» GOAL:
Search the records for the word "单晶P型硅片" and pick out every line that has it.

» PROVIDED DATA:
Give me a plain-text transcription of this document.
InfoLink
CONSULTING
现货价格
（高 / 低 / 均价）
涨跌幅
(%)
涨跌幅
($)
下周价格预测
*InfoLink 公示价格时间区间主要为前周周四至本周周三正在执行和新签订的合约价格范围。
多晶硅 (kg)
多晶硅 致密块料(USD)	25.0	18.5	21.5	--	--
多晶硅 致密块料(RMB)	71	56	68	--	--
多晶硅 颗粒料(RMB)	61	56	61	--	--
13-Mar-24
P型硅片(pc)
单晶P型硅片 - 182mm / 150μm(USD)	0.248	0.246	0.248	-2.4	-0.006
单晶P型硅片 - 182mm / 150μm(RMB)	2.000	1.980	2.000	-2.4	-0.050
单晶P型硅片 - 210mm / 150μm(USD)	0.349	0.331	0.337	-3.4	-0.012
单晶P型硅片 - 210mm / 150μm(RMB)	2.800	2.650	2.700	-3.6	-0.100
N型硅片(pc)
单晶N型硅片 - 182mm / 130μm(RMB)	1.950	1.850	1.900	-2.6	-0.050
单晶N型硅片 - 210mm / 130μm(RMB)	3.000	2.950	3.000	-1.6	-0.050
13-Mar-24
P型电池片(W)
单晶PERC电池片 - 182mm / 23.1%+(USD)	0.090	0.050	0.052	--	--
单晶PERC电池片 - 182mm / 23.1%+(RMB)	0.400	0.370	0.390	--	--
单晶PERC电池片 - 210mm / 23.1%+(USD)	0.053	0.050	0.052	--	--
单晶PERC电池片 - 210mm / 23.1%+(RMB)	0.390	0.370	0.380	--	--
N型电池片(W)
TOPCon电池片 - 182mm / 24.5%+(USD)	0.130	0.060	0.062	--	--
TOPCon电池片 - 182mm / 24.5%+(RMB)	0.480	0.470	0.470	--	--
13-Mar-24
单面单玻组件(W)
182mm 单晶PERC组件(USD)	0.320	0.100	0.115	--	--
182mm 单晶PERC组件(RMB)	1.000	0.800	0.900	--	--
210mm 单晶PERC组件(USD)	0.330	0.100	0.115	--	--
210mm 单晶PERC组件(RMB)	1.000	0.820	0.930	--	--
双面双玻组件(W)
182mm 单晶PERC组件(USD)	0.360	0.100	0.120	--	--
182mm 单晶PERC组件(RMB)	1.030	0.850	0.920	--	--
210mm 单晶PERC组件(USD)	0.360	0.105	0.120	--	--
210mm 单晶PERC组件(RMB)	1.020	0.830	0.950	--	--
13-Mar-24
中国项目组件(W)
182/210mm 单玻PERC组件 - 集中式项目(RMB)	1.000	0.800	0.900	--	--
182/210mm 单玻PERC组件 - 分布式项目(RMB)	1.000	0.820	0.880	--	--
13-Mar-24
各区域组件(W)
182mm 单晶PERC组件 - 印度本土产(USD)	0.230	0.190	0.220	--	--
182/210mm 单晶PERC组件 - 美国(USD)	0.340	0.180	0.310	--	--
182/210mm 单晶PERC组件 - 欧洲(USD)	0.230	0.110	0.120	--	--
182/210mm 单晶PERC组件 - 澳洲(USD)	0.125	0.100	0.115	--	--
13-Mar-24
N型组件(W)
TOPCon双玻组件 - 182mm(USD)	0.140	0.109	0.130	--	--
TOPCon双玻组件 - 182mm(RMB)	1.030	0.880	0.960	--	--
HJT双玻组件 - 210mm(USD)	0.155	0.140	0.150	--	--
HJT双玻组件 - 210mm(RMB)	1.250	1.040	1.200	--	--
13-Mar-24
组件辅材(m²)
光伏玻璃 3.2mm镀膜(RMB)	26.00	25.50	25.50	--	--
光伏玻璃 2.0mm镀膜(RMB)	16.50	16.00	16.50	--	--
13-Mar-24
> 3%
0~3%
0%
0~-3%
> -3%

» EXERCISE RESULT:
单晶P型硅片 - 182mm / 150μm(USD)	0.248	0.246	0.248	-2.4	-0.006
单晶P型硅片 - 182mm / 150μm(RMB)	2.000	1.980	2.000	-2.4	-0.050
单晶P型硅片 - 210mm / 150μm(USD)	0.349	0.331	0.337	-3.4	-0.012
单晶P型硅片 - 210mm / 150μm(RMB)	2.800	2.650	2.700	-3.6	-0.100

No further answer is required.